_Problem statement_
Retype the material that follows, keeping every word as it is.

──────── Material for this task

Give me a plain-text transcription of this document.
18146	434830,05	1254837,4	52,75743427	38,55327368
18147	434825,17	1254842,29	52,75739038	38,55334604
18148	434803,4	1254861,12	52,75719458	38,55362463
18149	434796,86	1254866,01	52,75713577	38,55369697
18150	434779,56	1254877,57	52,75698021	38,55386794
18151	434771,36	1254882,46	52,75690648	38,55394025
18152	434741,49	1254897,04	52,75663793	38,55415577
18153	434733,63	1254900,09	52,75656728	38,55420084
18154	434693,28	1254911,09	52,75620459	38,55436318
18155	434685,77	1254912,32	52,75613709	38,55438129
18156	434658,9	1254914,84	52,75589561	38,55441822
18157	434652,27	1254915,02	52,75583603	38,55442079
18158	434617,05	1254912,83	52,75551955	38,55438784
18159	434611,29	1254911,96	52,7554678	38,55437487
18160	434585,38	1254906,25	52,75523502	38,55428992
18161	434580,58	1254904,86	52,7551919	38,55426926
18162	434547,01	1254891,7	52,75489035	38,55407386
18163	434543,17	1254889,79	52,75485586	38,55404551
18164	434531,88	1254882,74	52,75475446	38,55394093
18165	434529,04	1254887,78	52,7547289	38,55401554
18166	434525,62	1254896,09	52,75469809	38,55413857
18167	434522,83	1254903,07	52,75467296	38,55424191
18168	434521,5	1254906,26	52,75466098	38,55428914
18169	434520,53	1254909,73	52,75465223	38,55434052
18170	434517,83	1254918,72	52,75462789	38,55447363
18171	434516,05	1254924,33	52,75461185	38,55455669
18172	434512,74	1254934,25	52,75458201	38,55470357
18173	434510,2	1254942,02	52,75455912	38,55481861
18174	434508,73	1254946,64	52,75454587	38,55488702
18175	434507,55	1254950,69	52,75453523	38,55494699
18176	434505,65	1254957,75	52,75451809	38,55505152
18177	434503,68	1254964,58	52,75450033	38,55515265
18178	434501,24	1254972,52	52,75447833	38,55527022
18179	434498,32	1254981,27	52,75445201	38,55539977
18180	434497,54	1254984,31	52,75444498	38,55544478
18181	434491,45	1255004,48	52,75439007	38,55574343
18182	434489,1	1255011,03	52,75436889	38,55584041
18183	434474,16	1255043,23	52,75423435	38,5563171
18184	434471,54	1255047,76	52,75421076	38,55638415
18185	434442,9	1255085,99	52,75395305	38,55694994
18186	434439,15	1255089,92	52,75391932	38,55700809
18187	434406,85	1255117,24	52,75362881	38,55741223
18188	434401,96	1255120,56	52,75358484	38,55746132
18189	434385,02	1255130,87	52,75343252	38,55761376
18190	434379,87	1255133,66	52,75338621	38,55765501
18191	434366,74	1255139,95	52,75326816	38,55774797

────────────────

_Output below_
Give me a plain-text transcription of this document.
18146	434830,05	1254837,4	52,75743427	38,55327368
18147	434825,17	1254842,29	52,75739038	38,55334604
18148	434803,4	1254861,12	52,75719458	38,55362463
18149	434796,86	1254866,01	52,75713577	38,55369697
18150	434779,56	1254877,57	52,75698021	38,55386794
18151	434771,36	1254882,46	52,75690648	38,55394025
18152	434741,49	1254897,04	52,75663793	38,55415577
18153	434733,63	1254900,09	52,75656728	38,55420084
18154	434693,28	1254911,09	52,75620459	38,55436318
18155	434685,77	1254912,32	52,75613709	38,55438129
18156	434658,9	1254914,84	52,75589561	38,55441822
18157	434652,27	1254915,02	52,75583603	38,55442079
18158	434617,05	1254912,83	52,75551955	38,55438784
18159	434611,29	1254911,96	52,7554678	38,55437487
18160	434585,38	1254906,25	52,75523502	38,55428992
18161	434580,58	1254904,86	52,7551919	38,55426926
18162	434547,01	1254891,7	52,75489035	38,55407386
18163	434543,17	1254889,79	52,75485586	38,55404551
18164	434531,88	1254882,74	52,75475446	38,55394093
18165	434529,04	1254887,78	52,7547289	38,55401554
18166	434525,62	1254896,09	52,75469809	38,55413857
18167	434522,83	1254903,07	52,75467296	38,55424191
18168	434521,5	1254906,26	52,75466098	38,55428914
18169	434520,53	1254909,73	52,75465223	38,55434052
18170	434517,83	1254918,72	52,75462789	38,55447363
18171	434516,05	1254924,33	52,75461185	38,55455669
18172	434512,74	1254934,25	52,75458201	38,55470357
18173	434510,2	1254942,02	52,75455912	38,55481861
18174	434508,73	1254946,64	52,75454587	38,55488702
18175	434507,55	1254950,69	52,75453523	38,55494699
18176	434505,65	1254957,75	52,75451809	38,55505152
18177	434503,68	1254964,58	52,75450033	38,55515265
18178	434501,24	1254972,52	52,75447833	38,55527022
18179	434498,32	1254981,27	52,75445201	38,55539977
18180	434497,54	1254984,31	52,75444498	38,55544478
18181	434491,45	1255004,48	52,75439007	38,55574343
18182	434489,1	1255011,03	52,75436889	38,55584041
18183	434474,16	1255043,23	52,75423435	38,5563171
18184	434471,54	1255047,76	52,75421076	38,55638415
18185	434442,9	1255085,99	52,75395305	38,55694994
18186	434439,15	1255089,92	52,75391932	38,55700809
18187	434406,85	1255117,24	52,75362881	38,55741223
18188	434401,96	1255120,56	52,75358484	38,55746132
18189	434385,02	1255130,87	52,75343252	38,55761376
18190	434379,87	1255133,66	52,75338621	38,55765501
18191	434366,74	1255139,95	52,75326816	38,55774797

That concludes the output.